* **To do**:
State how many lines contain "Save", and write nothing except that count.

* **Dataset rows**:
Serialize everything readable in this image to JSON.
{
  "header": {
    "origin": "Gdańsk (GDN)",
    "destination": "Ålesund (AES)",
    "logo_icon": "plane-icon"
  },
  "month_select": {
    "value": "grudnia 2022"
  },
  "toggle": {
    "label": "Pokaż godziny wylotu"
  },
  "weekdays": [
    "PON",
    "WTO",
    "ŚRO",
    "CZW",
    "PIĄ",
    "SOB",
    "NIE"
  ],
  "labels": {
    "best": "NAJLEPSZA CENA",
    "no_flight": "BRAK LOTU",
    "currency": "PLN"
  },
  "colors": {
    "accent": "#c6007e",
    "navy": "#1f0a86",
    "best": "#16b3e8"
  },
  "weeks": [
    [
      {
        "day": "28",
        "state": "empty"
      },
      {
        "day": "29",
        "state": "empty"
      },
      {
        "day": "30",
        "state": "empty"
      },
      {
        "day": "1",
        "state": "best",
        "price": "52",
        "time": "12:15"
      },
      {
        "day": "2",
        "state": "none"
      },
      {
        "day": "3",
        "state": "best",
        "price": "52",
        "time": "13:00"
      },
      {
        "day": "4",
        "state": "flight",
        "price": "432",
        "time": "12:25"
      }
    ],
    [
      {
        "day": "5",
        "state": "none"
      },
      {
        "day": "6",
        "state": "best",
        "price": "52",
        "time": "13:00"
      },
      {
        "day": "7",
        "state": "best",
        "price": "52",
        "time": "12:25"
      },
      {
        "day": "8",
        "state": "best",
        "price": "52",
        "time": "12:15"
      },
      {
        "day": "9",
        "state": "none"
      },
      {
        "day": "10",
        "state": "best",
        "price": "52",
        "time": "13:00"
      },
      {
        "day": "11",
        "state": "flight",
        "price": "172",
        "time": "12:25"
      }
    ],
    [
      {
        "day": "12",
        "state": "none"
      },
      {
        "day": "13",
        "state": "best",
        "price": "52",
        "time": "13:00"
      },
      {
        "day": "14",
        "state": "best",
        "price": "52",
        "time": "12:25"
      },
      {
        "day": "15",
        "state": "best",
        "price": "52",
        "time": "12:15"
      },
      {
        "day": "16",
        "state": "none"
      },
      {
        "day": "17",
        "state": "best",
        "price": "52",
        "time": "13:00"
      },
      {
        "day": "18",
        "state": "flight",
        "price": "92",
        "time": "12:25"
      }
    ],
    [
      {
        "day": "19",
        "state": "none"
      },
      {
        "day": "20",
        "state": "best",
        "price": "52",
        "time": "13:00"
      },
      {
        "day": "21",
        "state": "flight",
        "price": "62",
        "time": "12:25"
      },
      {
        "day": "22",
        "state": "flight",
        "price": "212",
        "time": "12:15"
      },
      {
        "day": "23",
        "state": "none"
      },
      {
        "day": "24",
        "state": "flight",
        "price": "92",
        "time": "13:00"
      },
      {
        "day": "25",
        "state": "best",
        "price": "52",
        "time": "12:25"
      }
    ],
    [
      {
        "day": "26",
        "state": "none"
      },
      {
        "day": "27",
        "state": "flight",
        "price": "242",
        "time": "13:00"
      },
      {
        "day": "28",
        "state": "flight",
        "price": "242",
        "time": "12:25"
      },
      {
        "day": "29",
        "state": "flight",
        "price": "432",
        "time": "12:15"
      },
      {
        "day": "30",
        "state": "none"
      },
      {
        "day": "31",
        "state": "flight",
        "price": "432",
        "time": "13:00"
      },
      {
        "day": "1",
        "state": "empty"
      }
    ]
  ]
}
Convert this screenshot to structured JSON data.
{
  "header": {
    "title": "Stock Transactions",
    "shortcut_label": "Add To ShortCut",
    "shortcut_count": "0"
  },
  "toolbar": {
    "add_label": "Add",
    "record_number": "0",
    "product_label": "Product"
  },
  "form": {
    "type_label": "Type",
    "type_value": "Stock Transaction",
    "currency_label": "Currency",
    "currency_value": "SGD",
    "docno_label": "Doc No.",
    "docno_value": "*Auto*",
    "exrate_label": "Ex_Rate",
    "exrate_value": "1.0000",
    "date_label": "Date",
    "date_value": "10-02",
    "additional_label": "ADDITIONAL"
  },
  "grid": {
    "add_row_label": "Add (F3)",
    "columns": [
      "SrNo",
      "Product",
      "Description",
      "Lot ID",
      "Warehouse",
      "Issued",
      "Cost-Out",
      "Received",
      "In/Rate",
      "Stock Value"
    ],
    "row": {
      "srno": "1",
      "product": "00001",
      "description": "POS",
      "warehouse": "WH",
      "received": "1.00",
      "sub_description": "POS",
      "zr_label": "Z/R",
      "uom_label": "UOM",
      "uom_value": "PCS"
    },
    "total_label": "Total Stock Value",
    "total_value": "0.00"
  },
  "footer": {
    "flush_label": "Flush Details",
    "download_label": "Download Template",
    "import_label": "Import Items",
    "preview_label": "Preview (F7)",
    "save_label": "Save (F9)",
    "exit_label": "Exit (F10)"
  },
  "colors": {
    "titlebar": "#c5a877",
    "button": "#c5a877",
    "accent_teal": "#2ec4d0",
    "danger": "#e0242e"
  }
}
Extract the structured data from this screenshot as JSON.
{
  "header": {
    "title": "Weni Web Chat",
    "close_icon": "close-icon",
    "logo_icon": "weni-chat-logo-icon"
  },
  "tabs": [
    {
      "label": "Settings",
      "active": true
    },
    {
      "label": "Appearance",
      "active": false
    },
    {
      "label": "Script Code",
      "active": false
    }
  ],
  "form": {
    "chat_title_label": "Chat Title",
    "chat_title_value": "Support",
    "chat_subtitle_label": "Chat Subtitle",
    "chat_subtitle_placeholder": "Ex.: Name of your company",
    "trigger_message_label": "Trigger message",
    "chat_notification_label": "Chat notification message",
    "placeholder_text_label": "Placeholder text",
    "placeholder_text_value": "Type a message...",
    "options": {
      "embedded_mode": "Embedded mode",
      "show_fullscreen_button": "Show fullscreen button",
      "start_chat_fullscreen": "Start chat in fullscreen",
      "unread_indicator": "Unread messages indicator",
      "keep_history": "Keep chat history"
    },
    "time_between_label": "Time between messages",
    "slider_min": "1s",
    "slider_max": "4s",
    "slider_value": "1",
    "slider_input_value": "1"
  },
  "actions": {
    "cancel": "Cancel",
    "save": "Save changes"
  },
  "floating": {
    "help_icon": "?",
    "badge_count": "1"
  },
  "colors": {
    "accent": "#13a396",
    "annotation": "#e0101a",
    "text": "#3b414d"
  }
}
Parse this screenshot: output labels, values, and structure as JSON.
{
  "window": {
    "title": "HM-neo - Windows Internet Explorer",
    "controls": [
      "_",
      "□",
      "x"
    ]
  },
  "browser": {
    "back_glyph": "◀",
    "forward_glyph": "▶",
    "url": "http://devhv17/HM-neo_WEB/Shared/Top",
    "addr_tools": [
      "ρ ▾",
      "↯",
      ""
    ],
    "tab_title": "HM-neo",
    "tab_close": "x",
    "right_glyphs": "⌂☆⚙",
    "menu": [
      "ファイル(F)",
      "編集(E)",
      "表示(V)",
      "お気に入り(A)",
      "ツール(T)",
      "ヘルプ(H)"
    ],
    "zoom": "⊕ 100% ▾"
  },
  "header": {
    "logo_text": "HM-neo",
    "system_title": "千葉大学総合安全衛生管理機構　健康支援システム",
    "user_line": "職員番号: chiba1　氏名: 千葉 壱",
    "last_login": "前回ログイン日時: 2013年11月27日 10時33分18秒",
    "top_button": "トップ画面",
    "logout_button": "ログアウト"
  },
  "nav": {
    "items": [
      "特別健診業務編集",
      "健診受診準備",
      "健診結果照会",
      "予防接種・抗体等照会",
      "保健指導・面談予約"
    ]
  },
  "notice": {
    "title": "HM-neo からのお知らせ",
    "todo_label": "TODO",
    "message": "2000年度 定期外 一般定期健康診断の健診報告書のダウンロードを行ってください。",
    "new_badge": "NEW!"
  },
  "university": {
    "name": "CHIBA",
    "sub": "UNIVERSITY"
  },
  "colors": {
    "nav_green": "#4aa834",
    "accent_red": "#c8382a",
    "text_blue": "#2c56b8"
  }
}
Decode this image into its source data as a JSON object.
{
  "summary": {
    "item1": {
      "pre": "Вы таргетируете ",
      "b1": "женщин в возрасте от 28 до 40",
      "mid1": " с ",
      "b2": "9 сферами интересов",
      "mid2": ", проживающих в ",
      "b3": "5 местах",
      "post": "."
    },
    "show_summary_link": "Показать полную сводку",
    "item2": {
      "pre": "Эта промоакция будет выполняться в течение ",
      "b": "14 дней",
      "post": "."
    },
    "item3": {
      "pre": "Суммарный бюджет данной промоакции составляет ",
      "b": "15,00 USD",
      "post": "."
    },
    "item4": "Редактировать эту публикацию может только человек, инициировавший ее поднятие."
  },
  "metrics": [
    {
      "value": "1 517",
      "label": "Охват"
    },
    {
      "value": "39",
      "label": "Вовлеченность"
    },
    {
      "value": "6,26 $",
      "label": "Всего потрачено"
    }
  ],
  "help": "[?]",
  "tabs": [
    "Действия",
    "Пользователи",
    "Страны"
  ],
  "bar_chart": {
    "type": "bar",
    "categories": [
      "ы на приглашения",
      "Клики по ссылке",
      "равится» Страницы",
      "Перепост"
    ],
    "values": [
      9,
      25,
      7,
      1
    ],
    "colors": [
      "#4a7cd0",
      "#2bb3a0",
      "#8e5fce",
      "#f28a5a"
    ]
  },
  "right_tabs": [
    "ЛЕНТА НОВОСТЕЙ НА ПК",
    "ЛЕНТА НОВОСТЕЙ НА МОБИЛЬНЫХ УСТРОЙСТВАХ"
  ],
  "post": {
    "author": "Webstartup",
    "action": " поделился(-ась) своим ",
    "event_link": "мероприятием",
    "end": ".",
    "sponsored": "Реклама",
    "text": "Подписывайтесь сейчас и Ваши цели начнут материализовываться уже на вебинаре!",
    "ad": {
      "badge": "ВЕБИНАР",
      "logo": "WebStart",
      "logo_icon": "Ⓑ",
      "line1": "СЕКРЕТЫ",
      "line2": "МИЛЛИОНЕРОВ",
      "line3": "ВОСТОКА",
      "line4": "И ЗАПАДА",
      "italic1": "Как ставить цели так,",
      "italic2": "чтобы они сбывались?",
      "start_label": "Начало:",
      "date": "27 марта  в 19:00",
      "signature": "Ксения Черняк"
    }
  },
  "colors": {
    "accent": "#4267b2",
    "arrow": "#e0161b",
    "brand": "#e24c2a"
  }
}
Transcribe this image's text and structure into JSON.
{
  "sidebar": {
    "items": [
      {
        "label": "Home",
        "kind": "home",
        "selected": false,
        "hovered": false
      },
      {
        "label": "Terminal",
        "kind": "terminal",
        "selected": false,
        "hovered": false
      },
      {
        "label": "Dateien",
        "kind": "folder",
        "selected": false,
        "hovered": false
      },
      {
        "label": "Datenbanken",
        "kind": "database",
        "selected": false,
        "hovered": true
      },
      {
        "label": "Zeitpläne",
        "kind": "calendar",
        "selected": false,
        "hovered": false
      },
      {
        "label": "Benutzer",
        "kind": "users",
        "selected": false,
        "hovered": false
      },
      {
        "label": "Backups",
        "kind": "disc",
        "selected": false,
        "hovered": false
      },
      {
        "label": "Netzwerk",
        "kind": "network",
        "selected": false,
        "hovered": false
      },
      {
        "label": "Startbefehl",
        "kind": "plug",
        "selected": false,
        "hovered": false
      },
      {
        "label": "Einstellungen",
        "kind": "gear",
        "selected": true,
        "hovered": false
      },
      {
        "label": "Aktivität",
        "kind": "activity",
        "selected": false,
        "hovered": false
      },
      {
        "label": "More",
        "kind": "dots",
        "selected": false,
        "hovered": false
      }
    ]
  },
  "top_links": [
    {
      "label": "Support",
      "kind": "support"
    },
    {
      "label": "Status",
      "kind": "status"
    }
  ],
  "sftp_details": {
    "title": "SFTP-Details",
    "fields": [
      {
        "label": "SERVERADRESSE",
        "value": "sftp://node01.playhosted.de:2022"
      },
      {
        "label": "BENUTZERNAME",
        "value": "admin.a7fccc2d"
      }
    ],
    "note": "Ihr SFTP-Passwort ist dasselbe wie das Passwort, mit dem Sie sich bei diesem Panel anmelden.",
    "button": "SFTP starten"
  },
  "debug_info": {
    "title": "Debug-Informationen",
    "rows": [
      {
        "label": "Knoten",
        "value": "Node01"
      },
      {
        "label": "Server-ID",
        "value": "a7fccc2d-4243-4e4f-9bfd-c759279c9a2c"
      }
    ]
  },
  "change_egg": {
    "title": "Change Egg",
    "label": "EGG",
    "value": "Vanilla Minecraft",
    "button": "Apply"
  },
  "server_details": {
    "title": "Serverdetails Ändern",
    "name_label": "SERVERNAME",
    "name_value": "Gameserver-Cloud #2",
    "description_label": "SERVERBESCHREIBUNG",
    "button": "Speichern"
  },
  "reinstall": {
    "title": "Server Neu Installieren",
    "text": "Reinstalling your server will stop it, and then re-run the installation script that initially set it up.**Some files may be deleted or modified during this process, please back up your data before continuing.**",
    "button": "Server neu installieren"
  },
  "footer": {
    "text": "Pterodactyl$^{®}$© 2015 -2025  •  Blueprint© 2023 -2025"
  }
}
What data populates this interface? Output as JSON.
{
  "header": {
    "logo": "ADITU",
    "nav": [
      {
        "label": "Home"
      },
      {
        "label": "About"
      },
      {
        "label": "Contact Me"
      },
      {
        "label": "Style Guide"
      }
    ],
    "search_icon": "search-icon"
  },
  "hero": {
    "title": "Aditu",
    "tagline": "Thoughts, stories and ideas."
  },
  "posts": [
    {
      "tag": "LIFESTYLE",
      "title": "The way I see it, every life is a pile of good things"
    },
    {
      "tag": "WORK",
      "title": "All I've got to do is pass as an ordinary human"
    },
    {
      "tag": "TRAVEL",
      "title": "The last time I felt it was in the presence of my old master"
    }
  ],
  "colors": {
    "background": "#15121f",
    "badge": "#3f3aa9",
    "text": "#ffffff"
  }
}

* **Expected answer**:
2